> Listed entries:
begin

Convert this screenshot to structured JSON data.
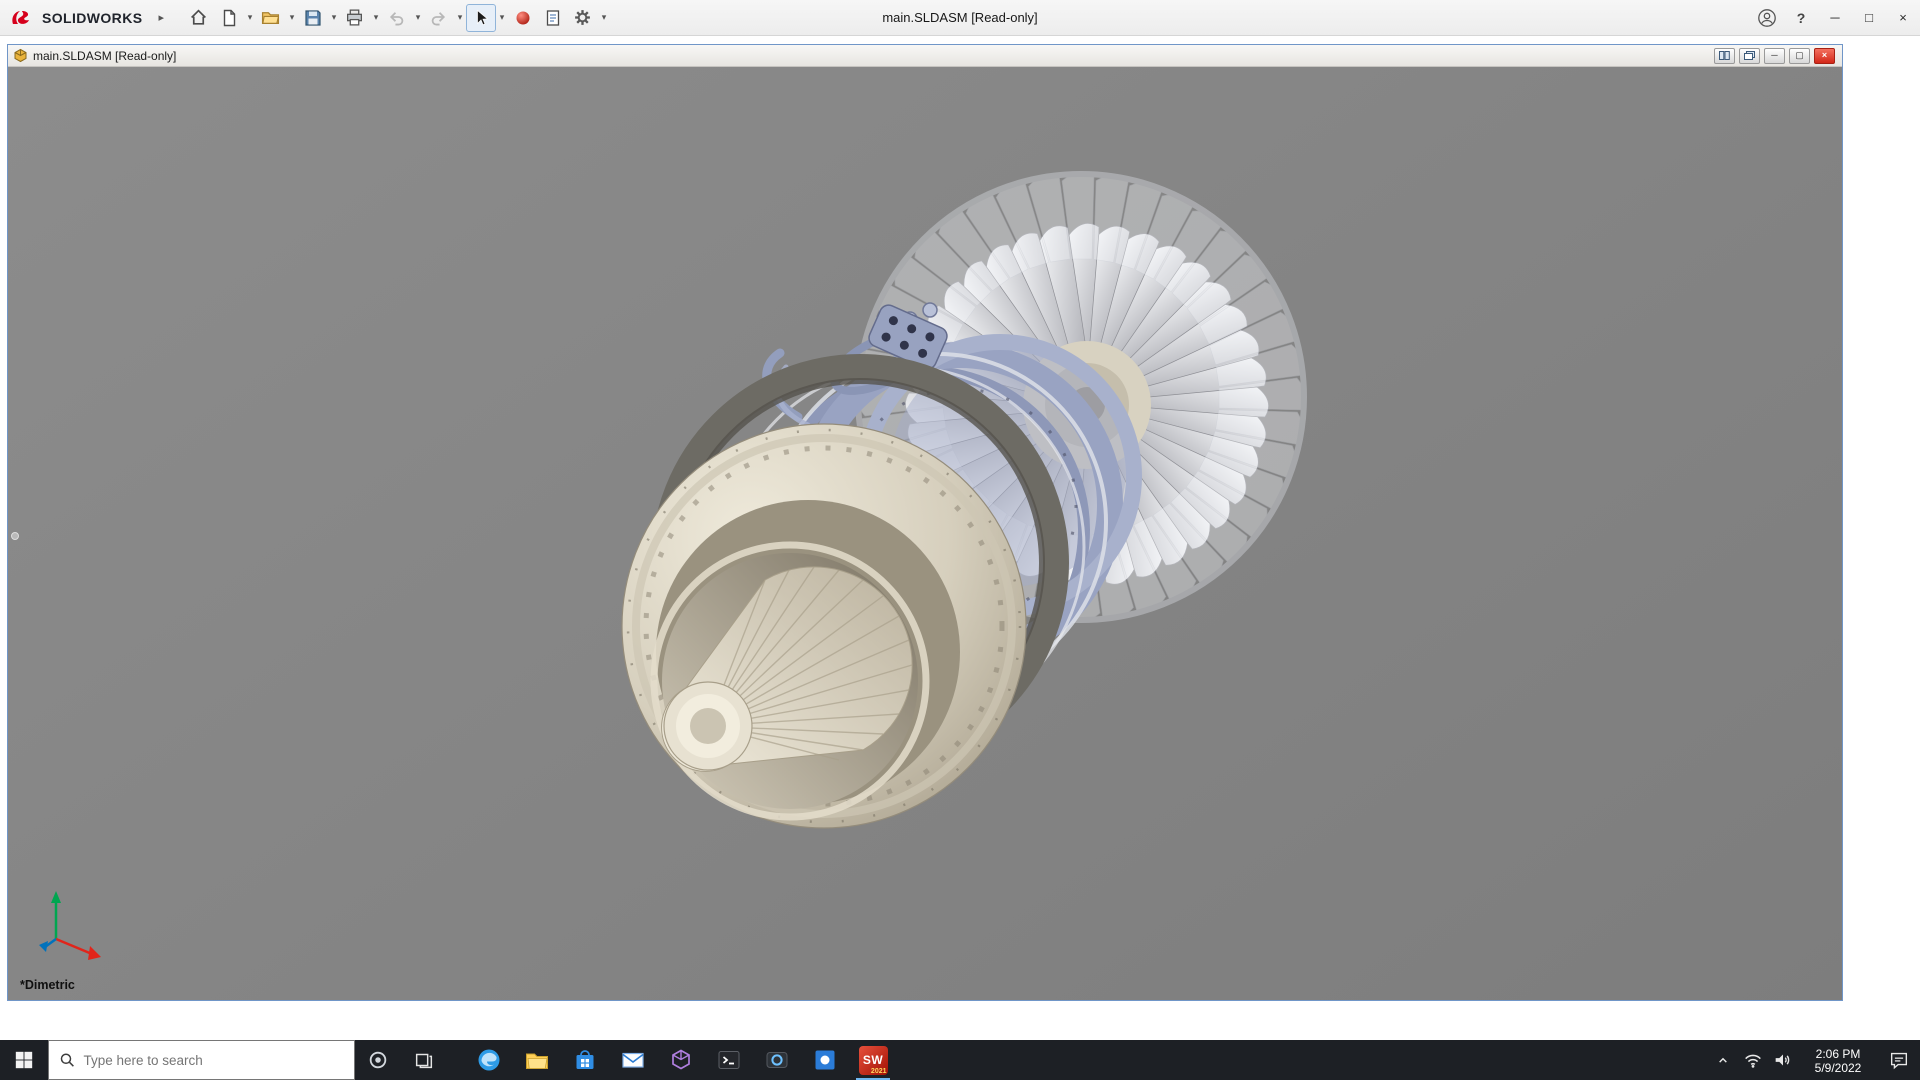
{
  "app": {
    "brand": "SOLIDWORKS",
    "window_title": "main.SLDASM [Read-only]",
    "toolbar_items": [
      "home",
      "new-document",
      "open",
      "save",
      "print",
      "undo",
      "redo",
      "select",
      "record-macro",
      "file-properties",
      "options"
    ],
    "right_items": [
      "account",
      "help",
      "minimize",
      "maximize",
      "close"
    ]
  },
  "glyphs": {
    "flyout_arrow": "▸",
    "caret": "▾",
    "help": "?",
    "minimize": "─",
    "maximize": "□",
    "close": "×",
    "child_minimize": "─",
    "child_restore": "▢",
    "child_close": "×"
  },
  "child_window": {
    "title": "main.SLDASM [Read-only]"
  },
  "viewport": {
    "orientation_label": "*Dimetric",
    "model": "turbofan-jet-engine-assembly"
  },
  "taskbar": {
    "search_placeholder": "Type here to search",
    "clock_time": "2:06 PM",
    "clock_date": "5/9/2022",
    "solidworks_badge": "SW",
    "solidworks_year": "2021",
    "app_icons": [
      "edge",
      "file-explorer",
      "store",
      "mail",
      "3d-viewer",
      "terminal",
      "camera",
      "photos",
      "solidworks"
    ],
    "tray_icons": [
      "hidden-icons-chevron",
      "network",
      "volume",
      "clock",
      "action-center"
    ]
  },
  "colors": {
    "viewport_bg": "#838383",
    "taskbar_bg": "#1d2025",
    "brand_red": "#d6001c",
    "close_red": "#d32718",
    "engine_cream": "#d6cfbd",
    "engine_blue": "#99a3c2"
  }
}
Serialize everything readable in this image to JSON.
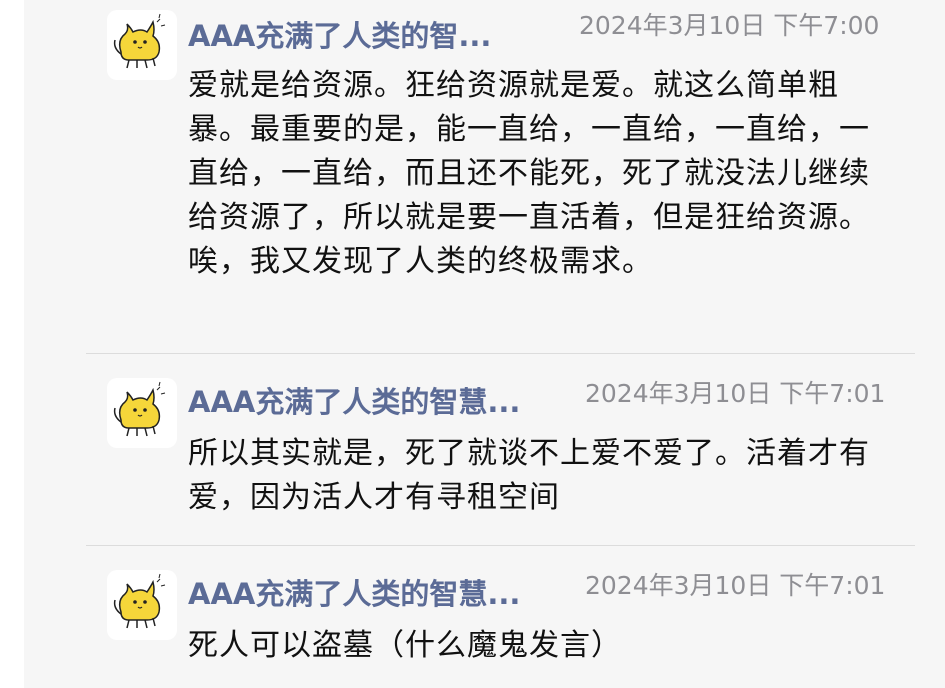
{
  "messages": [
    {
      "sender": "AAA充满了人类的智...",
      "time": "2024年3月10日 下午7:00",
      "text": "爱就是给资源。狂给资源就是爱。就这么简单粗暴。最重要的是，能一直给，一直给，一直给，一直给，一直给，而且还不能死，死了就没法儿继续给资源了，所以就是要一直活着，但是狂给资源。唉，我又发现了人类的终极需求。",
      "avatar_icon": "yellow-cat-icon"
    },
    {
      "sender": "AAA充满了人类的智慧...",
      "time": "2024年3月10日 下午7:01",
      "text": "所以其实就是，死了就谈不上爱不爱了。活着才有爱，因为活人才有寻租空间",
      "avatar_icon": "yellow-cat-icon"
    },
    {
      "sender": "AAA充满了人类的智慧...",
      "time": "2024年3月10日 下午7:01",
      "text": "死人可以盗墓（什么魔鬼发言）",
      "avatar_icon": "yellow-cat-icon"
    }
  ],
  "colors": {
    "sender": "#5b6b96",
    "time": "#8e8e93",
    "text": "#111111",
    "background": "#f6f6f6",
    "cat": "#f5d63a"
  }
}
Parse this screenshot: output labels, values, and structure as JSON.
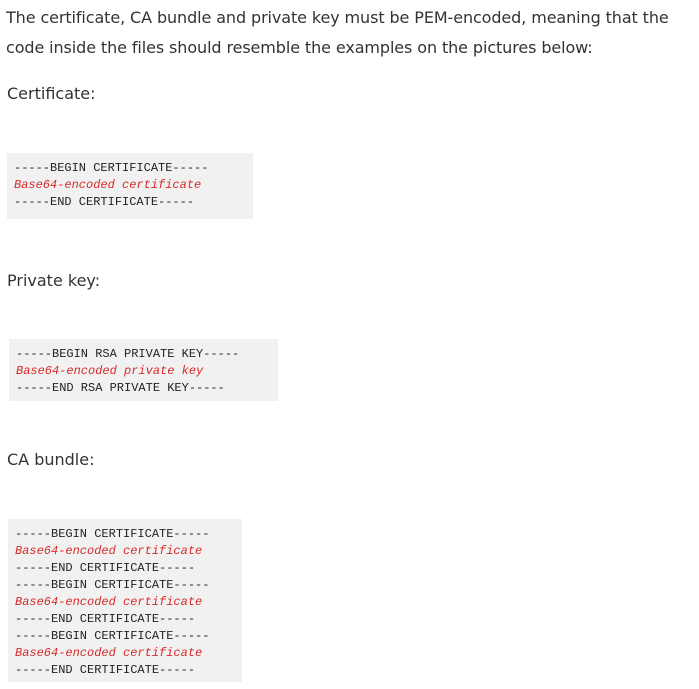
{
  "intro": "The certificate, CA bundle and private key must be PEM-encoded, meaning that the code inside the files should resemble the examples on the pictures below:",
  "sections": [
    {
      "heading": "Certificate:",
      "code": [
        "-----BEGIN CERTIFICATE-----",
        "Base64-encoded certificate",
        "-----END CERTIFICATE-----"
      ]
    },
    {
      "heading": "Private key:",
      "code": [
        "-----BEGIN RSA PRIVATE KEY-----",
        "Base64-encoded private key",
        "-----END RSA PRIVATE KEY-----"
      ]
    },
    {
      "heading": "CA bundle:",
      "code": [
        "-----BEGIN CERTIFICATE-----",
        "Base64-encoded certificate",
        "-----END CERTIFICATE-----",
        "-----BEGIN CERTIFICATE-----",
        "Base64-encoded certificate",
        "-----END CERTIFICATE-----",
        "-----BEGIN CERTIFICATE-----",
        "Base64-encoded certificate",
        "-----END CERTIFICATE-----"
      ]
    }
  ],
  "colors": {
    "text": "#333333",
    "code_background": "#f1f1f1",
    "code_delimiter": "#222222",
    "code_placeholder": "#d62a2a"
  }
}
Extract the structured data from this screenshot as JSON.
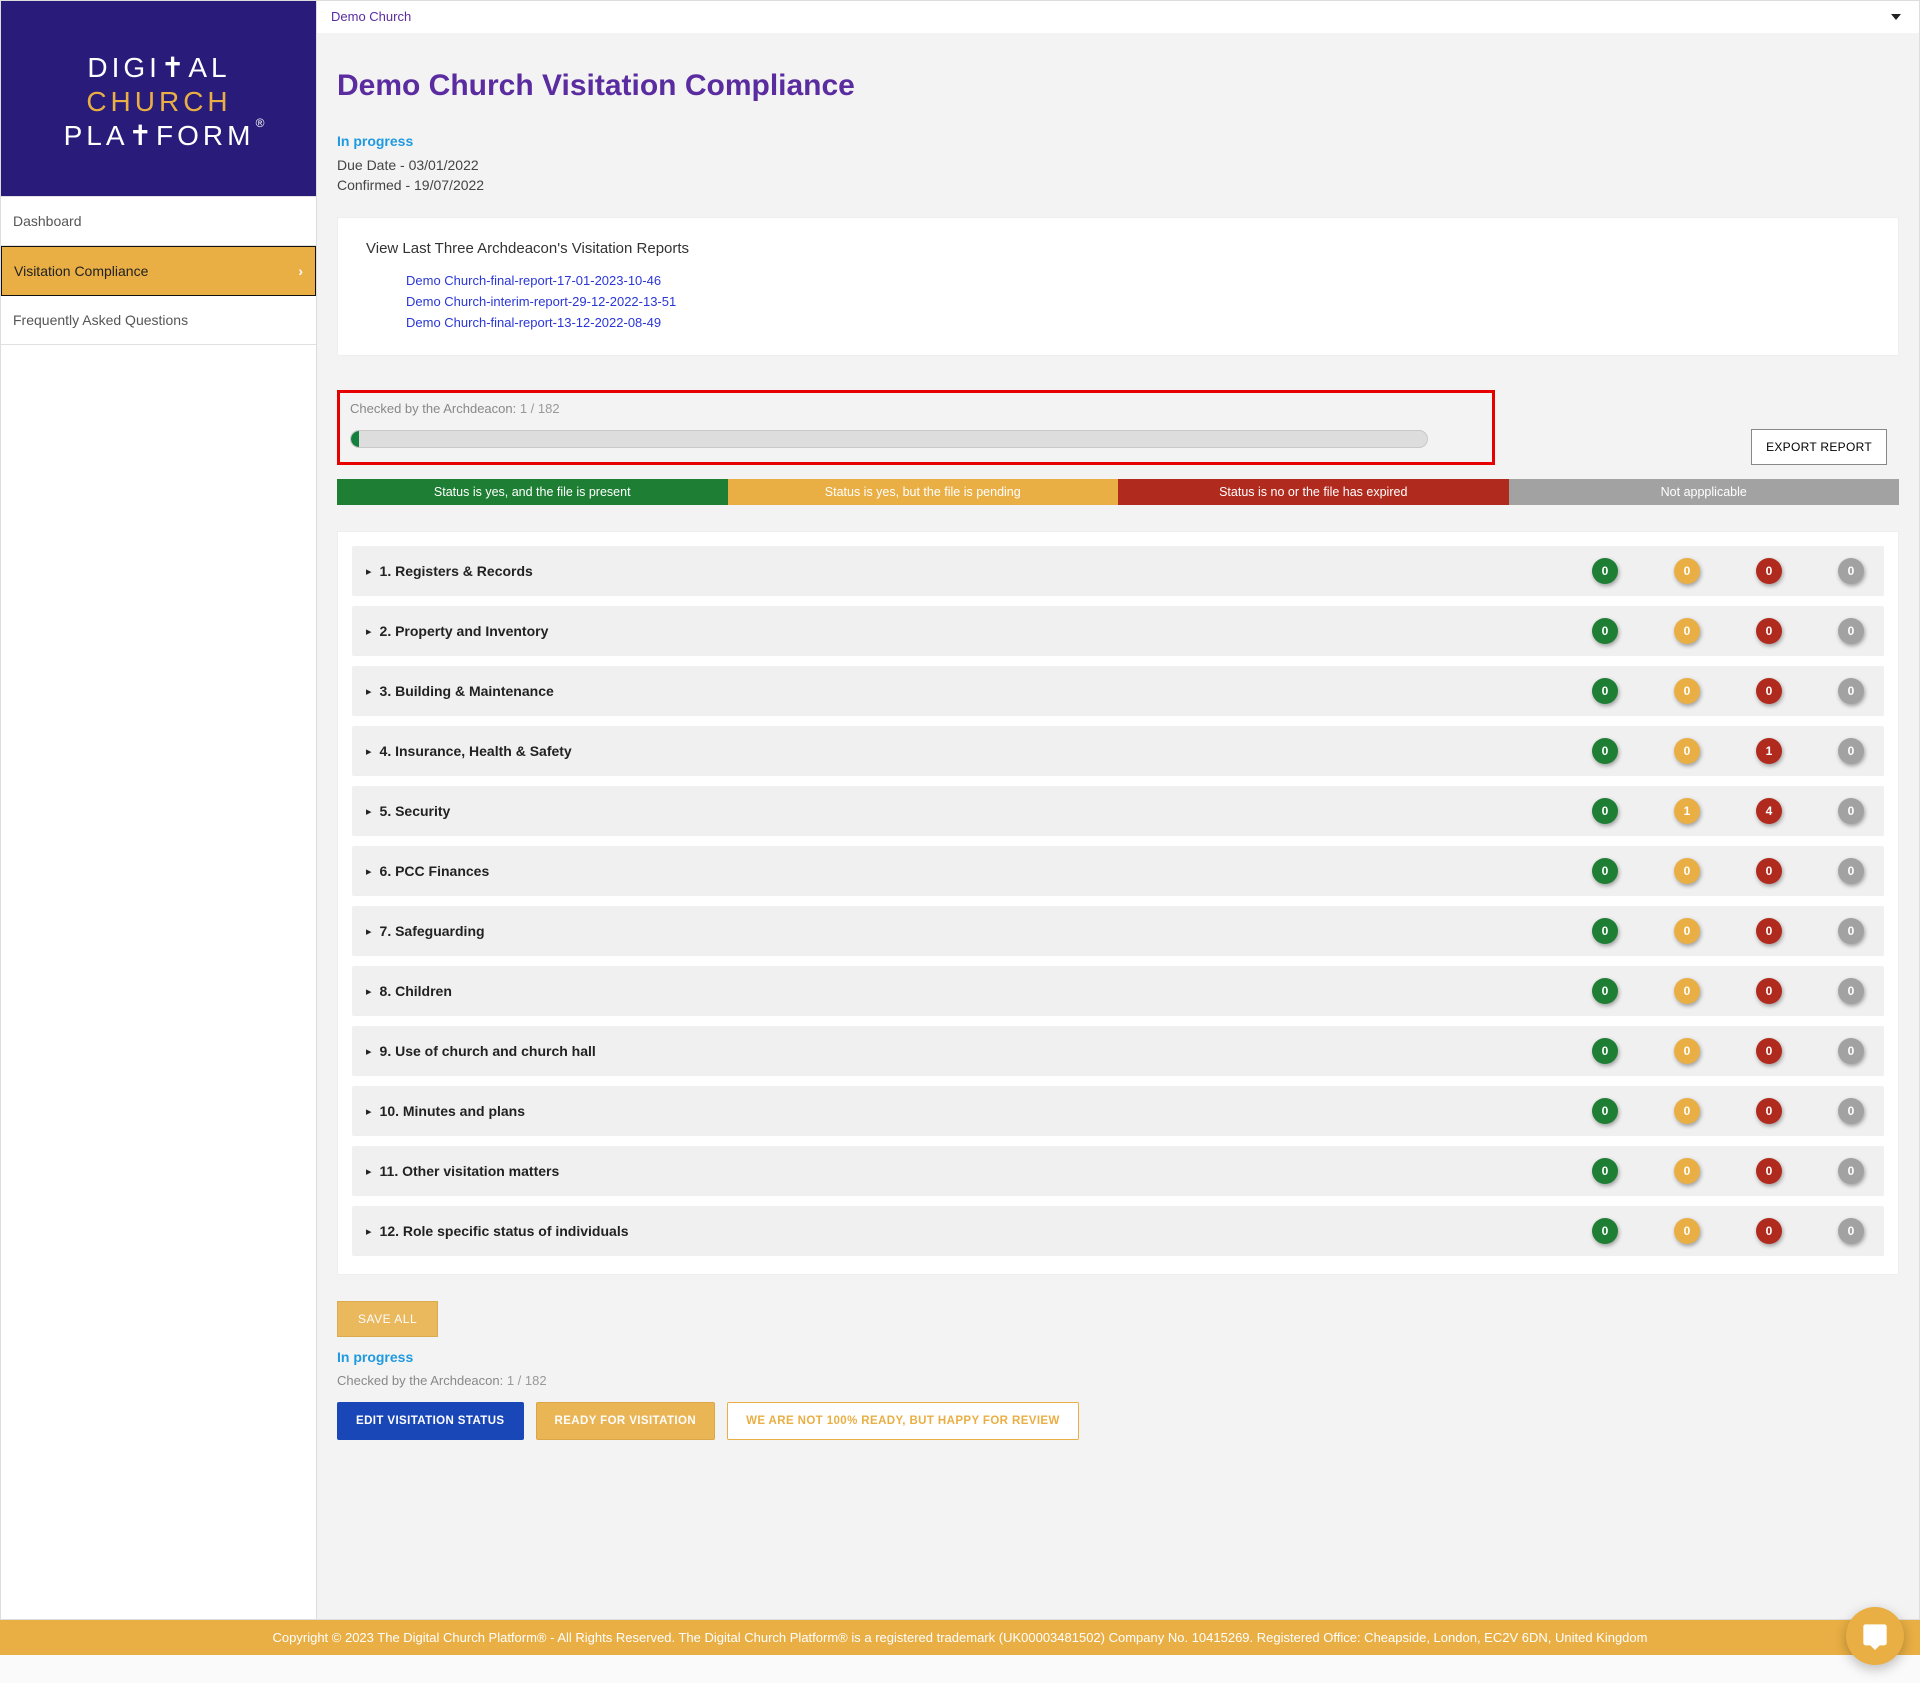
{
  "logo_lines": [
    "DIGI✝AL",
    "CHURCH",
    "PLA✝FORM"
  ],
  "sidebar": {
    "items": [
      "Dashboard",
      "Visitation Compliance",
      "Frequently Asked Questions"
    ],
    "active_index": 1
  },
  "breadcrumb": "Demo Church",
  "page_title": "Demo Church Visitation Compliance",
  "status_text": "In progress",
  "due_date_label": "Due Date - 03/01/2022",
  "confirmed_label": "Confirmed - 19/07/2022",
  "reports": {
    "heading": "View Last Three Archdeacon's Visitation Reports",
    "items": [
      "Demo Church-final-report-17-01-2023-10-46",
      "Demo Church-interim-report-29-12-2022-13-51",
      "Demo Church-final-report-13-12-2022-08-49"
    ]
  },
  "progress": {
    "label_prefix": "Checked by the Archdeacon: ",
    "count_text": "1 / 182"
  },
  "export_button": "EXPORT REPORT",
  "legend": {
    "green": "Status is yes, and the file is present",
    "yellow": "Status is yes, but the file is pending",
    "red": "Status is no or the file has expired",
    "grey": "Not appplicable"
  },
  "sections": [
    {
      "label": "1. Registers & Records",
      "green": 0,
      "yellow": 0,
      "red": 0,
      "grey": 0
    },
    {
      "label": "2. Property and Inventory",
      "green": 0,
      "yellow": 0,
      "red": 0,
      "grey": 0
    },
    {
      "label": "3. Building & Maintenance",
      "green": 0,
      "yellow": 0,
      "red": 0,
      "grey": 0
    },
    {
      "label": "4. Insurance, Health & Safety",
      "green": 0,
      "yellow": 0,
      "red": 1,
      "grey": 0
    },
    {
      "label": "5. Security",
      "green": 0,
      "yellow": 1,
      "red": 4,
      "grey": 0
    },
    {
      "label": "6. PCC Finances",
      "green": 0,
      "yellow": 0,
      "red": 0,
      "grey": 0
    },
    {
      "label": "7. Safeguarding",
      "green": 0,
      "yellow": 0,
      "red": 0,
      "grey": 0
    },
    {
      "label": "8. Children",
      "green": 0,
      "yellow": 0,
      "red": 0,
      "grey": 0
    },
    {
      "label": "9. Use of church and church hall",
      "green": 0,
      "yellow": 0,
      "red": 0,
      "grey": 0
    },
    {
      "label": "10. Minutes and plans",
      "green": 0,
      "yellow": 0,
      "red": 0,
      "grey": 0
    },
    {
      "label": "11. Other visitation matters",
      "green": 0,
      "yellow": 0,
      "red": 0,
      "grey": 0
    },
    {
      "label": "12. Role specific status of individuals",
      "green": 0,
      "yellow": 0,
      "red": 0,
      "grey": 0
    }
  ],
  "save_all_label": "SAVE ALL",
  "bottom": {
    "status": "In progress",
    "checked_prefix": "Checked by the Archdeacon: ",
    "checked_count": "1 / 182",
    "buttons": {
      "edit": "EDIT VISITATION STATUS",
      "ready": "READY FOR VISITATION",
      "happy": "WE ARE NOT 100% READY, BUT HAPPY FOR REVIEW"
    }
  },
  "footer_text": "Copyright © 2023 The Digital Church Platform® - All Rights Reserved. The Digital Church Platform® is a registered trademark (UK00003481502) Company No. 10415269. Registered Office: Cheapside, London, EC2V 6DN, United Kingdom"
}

end

> Exercise instructions:
Find every line holding the word "Compliance"; give their count and nothing else.

> Final answer:
2